**What is being asked**.
Repeat the full listing, word for word.

**Information given**.
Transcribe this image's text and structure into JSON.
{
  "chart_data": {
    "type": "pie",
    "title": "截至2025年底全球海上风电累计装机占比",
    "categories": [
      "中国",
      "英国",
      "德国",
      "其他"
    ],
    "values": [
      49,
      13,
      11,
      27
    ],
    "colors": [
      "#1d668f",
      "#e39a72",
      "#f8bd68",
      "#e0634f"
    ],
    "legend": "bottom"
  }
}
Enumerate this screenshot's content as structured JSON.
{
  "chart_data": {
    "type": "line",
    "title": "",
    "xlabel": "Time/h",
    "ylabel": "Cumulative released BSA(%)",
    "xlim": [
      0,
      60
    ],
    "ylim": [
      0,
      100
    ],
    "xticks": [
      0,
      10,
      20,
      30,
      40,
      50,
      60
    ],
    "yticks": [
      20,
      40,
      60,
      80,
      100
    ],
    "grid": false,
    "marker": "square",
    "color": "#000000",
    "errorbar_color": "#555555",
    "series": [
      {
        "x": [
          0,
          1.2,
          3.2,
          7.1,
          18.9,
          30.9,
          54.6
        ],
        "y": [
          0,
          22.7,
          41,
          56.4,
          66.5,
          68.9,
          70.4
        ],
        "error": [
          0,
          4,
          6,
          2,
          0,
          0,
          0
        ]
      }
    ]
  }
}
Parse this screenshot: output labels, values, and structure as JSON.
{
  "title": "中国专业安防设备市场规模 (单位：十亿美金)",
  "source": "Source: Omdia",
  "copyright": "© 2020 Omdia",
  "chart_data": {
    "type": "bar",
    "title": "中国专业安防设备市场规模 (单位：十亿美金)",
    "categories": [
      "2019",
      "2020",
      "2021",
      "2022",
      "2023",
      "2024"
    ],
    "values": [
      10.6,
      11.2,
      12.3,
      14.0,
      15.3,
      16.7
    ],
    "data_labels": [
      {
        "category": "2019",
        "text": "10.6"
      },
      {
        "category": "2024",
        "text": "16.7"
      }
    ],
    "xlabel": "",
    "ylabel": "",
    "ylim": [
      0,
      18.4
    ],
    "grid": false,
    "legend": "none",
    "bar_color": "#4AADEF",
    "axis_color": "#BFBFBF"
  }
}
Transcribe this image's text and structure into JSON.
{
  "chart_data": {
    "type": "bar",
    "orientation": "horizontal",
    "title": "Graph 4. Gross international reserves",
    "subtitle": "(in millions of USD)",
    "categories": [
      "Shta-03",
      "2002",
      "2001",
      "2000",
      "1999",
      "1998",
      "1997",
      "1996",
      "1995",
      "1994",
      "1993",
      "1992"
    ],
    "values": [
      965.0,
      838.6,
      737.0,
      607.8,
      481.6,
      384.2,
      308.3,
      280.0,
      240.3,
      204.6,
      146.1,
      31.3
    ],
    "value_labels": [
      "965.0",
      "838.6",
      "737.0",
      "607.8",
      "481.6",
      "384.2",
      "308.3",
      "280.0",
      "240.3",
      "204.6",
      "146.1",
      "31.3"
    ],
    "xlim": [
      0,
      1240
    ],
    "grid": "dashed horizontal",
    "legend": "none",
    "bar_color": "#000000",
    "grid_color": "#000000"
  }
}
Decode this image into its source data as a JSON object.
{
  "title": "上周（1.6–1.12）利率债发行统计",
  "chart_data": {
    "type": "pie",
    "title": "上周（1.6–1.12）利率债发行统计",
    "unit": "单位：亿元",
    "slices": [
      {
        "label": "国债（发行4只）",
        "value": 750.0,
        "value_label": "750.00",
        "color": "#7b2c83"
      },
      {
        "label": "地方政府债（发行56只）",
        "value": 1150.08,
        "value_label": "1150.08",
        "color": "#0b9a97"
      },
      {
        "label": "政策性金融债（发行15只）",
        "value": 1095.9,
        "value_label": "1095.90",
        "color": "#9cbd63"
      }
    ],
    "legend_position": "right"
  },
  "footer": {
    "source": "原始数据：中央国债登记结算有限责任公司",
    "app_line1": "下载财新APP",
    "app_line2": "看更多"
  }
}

**Output below**.
Transcribe this image's text and structure into JSON.
{
  "chart_data": {
    "type": "pie",
    "title": "截至2025年底全球海上风电累计装机占比",
    "categories": [
      "中国",
      "英国",
      "德国",
      "其他"
    ],
    "values": [
      49,
      13,
      11,
      27
    ],
    "colors": [
      "#1d668f",
      "#e39a72",
      "#f8bd68",
      "#e0634f"
    ],
    "legend": "bottom"
  }
}
Enumerate this screenshot's content as structured JSON.
{
  "chart_data": {
    "type": "line",
    "title": "",
    "xlabel": "Time/h",
    "ylabel": "Cumulative released BSA(%)",
    "xlim": [
      0,
      60
    ],
    "ylim": [
      0,
      100
    ],
    "xticks": [
      0,
      10,
      20,
      30,
      40,
      50,
      60
    ],
    "yticks": [
      20,
      40,
      60,
      80,
      100
    ],
    "grid": false,
    "marker": "square",
    "color": "#000000",
    "errorbar_color": "#555555",
    "series": [
      {
        "x": [
          0,
          1.2,
          3.2,
          7.1,
          18.9,
          30.9,
          54.6
        ],
        "y": [
          0,
          22.7,
          41,
          56.4,
          66.5,
          68.9,
          70.4
        ],
        "error": [
          0,
          4,
          6,
          2,
          0,
          0,
          0
        ]
      }
    ]
  }
}
Parse this screenshot: output labels, values, and structure as JSON.
{
  "title": "中国专业安防设备市场规模 (单位：十亿美金)",
  "source": "Source: Omdia",
  "copyright": "© 2020 Omdia",
  "chart_data": {
    "type": "bar",
    "title": "中国专业安防设备市场规模 (单位：十亿美金)",
    "categories": [
      "2019",
      "2020",
      "2021",
      "2022",
      "2023",
      "2024"
    ],
    "values": [
      10.6,
      11.2,
      12.3,
      14.0,
      15.3,
      16.7
    ],
    "data_labels": [
      {
        "category": "2019",
        "text": "10.6"
      },
      {
        "category": "2024",
        "text": "16.7"
      }
    ],
    "xlabel": "",
    "ylabel": "",
    "ylim": [
      0,
      18.4
    ],
    "grid": false,
    "legend": "none",
    "bar_color": "#4AADEF",
    "axis_color": "#BFBFBF"
  }
}
Transcribe this image's text and structure into JSON.
{
  "chart_data": {
    "type": "bar",
    "orientation": "horizontal",
    "title": "Graph 4. Gross international reserves",
    "subtitle": "(in millions of USD)",
    "categories": [
      "Shta-03",
      "2002",
      "2001",
      "2000",
      "1999",
      "1998",
      "1997",
      "1996",
      "1995",
      "1994",
      "1993",
      "1992"
    ],
    "values": [
      965.0,
      838.6,
      737.0,
      607.8,
      481.6,
      384.2,
      308.3,
      280.0,
      240.3,
      204.6,
      146.1,
      31.3
    ],
    "value_labels": [
      "965.0",
      "838.6",
      "737.0",
      "607.8",
      "481.6",
      "384.2",
      "308.3",
      "280.0",
      "240.3",
      "204.6",
      "146.1",
      "31.3"
    ],
    "xlim": [
      0,
      1240
    ],
    "grid": "dashed horizontal",
    "legend": "none",
    "bar_color": "#000000",
    "grid_color": "#000000"
  }
}
Decode this image into its source data as a JSON object.
{
  "title": "上周（1.6–1.12）利率债发行统计",
  "chart_data": {
    "type": "pie",
    "title": "上周（1.6–1.12）利率债发行统计",
    "unit": "单位：亿元",
    "slices": [
      {
        "label": "国债（发行4只）",
        "value": 750.0,
        "value_label": "750.00",
        "color": "#7b2c83"
      },
      {
        "label": "地方政府债（发行56只）",
        "value": 1150.08,
        "value_label": "1150.08",
        "color": "#0b9a97"
      },
      {
        "label": "政策性金融债（发行15只）",
        "value": 1095.9,
        "value_label": "1095.90",
        "color": "#9cbd63"
      }
    ],
    "legend_position": "right"
  },
  "footer": {
    "source": "原始数据：中央国债登记结算有限责任公司",
    "app_line1": "下载财新APP",
    "app_line2": "看更多"
  }
}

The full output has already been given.